| What is asked |
Reproduce all of the data exactly.

| Data supplied |
• • • •

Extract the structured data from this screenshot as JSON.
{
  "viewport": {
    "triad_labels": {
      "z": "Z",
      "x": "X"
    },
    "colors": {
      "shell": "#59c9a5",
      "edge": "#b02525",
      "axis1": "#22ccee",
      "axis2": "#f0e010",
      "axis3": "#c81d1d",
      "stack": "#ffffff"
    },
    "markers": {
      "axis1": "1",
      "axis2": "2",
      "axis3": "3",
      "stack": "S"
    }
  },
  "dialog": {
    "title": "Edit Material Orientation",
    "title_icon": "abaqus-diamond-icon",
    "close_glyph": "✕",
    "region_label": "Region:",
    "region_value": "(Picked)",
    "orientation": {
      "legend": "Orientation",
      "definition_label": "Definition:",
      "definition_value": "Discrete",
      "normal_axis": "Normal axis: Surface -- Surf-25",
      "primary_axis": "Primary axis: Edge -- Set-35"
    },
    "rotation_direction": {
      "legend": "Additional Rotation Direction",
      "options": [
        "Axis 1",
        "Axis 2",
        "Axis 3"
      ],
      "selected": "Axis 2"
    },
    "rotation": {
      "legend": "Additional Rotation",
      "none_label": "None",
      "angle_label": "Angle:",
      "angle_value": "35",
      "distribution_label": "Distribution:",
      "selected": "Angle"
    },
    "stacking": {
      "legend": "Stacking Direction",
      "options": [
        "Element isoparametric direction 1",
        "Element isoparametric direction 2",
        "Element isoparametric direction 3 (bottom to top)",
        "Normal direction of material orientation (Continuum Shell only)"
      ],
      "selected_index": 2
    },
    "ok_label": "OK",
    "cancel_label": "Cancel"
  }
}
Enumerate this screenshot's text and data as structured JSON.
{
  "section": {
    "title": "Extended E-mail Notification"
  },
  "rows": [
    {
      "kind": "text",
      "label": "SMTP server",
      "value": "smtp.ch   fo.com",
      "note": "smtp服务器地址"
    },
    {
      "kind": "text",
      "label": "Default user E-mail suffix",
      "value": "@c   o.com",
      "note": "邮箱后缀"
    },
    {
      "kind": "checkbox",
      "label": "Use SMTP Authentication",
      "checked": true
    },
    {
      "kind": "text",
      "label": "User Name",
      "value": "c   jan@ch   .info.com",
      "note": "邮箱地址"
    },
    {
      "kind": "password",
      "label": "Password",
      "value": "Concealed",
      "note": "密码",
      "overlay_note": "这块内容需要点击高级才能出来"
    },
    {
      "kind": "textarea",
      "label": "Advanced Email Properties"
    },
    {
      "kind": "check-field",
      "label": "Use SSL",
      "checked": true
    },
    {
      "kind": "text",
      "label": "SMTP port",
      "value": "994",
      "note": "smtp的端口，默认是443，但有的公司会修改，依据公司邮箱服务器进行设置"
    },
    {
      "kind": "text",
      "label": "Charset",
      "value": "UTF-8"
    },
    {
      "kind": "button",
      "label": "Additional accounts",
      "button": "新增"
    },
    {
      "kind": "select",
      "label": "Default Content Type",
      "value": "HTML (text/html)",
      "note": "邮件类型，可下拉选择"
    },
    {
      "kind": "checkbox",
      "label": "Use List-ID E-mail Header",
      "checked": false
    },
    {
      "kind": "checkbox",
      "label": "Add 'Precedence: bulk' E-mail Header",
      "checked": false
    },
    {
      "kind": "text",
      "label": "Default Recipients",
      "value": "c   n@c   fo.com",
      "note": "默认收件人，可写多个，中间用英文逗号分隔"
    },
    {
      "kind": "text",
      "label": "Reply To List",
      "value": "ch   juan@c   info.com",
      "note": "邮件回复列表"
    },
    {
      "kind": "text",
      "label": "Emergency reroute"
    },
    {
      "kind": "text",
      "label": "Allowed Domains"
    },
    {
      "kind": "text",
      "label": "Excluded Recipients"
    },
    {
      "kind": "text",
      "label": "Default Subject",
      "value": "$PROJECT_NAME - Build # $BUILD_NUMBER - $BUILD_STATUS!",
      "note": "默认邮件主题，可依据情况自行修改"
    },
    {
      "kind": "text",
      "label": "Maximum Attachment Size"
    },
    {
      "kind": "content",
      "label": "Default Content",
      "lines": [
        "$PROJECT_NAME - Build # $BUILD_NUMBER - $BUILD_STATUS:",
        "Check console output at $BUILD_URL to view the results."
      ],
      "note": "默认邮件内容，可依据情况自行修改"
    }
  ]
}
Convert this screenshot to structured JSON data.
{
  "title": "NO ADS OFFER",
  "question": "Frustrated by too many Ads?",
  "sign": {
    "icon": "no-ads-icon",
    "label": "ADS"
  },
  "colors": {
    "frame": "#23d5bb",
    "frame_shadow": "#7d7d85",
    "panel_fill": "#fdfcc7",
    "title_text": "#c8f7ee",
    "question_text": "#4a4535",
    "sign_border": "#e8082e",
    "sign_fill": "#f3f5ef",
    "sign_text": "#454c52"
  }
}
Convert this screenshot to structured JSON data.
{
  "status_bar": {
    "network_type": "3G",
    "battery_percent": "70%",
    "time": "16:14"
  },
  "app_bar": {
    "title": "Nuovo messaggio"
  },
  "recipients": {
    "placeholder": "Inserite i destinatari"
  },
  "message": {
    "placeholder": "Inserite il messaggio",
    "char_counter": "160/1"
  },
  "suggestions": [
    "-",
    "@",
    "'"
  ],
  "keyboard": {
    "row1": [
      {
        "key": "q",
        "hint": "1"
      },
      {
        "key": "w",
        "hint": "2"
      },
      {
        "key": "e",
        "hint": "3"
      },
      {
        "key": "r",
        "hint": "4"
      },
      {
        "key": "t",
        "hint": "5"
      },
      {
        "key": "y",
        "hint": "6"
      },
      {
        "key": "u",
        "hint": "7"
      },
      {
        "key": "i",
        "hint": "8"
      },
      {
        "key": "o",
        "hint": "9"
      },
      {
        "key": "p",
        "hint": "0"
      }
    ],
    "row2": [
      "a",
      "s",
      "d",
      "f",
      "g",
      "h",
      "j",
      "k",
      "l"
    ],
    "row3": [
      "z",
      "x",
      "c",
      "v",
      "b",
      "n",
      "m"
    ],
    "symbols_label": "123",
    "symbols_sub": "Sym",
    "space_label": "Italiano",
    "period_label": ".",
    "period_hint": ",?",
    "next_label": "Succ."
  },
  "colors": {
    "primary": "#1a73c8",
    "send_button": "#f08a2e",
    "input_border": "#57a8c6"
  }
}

• • • •

| Task output |
Extract the structured data from this screenshot as JSON.
{
  "viewport": {
    "triad_labels": {
      "z": "Z",
      "x": "X"
    },
    "colors": {
      "shell": "#59c9a5",
      "edge": "#b02525",
      "axis1": "#22ccee",
      "axis2": "#f0e010",
      "axis3": "#c81d1d",
      "stack": "#ffffff"
    },
    "markers": {
      "axis1": "1",
      "axis2": "2",
      "axis3": "3",
      "stack": "S"
    }
  },
  "dialog": {
    "title": "Edit Material Orientation",
    "title_icon": "abaqus-diamond-icon",
    "close_glyph": "✕",
    "region_label": "Region:",
    "region_value": "(Picked)",
    "orientation": {
      "legend": "Orientation",
      "definition_label": "Definition:",
      "definition_value": "Discrete",
      "normal_axis": "Normal axis: Surface -- Surf-25",
      "primary_axis": "Primary axis: Edge -- Set-35"
    },
    "rotation_direction": {
      "legend": "Additional Rotation Direction",
      "options": [
        "Axis 1",
        "Axis 2",
        "Axis 3"
      ],
      "selected": "Axis 2"
    },
    "rotation": {
      "legend": "Additional Rotation",
      "none_label": "None",
      "angle_label": "Angle:",
      "angle_value": "35",
      "distribution_label": "Distribution:",
      "selected": "Angle"
    },
    "stacking": {
      "legend": "Stacking Direction",
      "options": [
        "Element isoparametric direction 1",
        "Element isoparametric direction 2",
        "Element isoparametric direction 3 (bottom to top)",
        "Normal direction of material orientation (Continuum Shell only)"
      ],
      "selected_index": 2
    },
    "ok_label": "OK",
    "cancel_label": "Cancel"
  }
}
Enumerate this screenshot's text and data as structured JSON.
{
  "section": {
    "title": "Extended E-mail Notification"
  },
  "rows": [
    {
      "kind": "text",
      "label": "SMTP server",
      "value": "smtp.ch   fo.com",
      "note": "smtp服务器地址"
    },
    {
      "kind": "text",
      "label": "Default user E-mail suffix",
      "value": "@c   o.com",
      "note": "邮箱后缀"
    },
    {
      "kind": "checkbox",
      "label": "Use SMTP Authentication",
      "checked": true
    },
    {
      "kind": "text",
      "label": "User Name",
      "value": "c   jan@ch   .info.com",
      "note": "邮箱地址"
    },
    {
      "kind": "password",
      "label": "Password",
      "value": "Concealed",
      "note": "密码",
      "overlay_note": "这块内容需要点击高级才能出来"
    },
    {
      "kind": "textarea",
      "label": "Advanced Email Properties"
    },
    {
      "kind": "check-field",
      "label": "Use SSL",
      "checked": true
    },
    {
      "kind": "text",
      "label": "SMTP port",
      "value": "994",
      "note": "smtp的端口，默认是443，但有的公司会修改，依据公司邮箱服务器进行设置"
    },
    {
      "kind": "text",
      "label": "Charset",
      "value": "UTF-8"
    },
    {
      "kind": "button",
      "label": "Additional accounts",
      "button": "新增"
    },
    {
      "kind": "select",
      "label": "Default Content Type",
      "value": "HTML (text/html)",
      "note": "邮件类型，可下拉选择"
    },
    {
      "kind": "checkbox",
      "label": "Use List-ID E-mail Header",
      "checked": false
    },
    {
      "kind": "checkbox",
      "label": "Add 'Precedence: bulk' E-mail Header",
      "checked": false
    },
    {
      "kind": "text",
      "label": "Default Recipients",
      "value": "c   n@c   fo.com",
      "note": "默认收件人，可写多个，中间用英文逗号分隔"
    },
    {
      "kind": "text",
      "label": "Reply To List",
      "value": "ch   juan@c   info.com",
      "note": "邮件回复列表"
    },
    {
      "kind": "text",
      "label": "Emergency reroute"
    },
    {
      "kind": "text",
      "label": "Allowed Domains"
    },
    {
      "kind": "text",
      "label": "Excluded Recipients"
    },
    {
      "kind": "text",
      "label": "Default Subject",
      "value": "$PROJECT_NAME - Build # $BUILD_NUMBER - $BUILD_STATUS!",
      "note": "默认邮件主题，可依据情况自行修改"
    },
    {
      "kind": "text",
      "label": "Maximum Attachment Size"
    },
    {
      "kind": "content",
      "label": "Default Content",
      "lines": [
        "$PROJECT_NAME - Build # $BUILD_NUMBER - $BUILD_STATUS:",
        "Check console output at $BUILD_URL to view the results."
      ],
      "note": "默认邮件内容，可依据情况自行修改"
    }
  ]
}
Convert this screenshot to structured JSON data.
{
  "title": "NO ADS OFFER",
  "question": "Frustrated by too many Ads?",
  "sign": {
    "icon": "no-ads-icon",
    "label": "ADS"
  },
  "colors": {
    "frame": "#23d5bb",
    "frame_shadow": "#7d7d85",
    "panel_fill": "#fdfcc7",
    "title_text": "#c8f7ee",
    "question_text": "#4a4535",
    "sign_border": "#e8082e",
    "sign_fill": "#f3f5ef",
    "sign_text": "#454c52"
  }
}
Convert this screenshot to structured JSON data.
{
  "status_bar": {
    "network_type": "3G",
    "battery_percent": "70%",
    "time": "16:14"
  },
  "app_bar": {
    "title": "Nuovo messaggio"
  },
  "recipients": {
    "placeholder": "Inserite i destinatari"
  },
  "message": {
    "placeholder": "Inserite il messaggio",
    "char_counter": "160/1"
  },
  "suggestions": [
    "-",
    "@",
    "'"
  ],
  "keyboard": {
    "row1": [
      {
        "key": "q",
        "hint": "1"
      },
      {
        "key": "w",
        "hint": "2"
      },
      {
        "key": "e",
        "hint": "3"
      },
      {
        "key": "r",
        "hint": "4"
      },
      {
        "key": "t",
        "hint": "5"
      },
      {
        "key": "y",
        "hint": "6"
      },
      {
        "key": "u",
        "hint": "7"
      },
      {
        "key": "i",
        "hint": "8"
      },
      {
        "key": "o",
        "hint": "9"
      },
      {
        "key": "p",
        "hint": "0"
      }
    ],
    "row2": [
      "a",
      "s",
      "d",
      "f",
      "g",
      "h",
      "j",
      "k",
      "l"
    ],
    "row3": [
      "z",
      "x",
      "c",
      "v",
      "b",
      "n",
      "m"
    ],
    "symbols_label": "123",
    "symbols_sub": "Sym",
    "space_label": "Italiano",
    "period_label": ".",
    "period_hint": ",?",
    "next_label": "Succ."
  },
  "colors": {
    "primary": "#1a73c8",
    "send_button": "#f08a2e",
    "input_border": "#57a8c6"
  }
}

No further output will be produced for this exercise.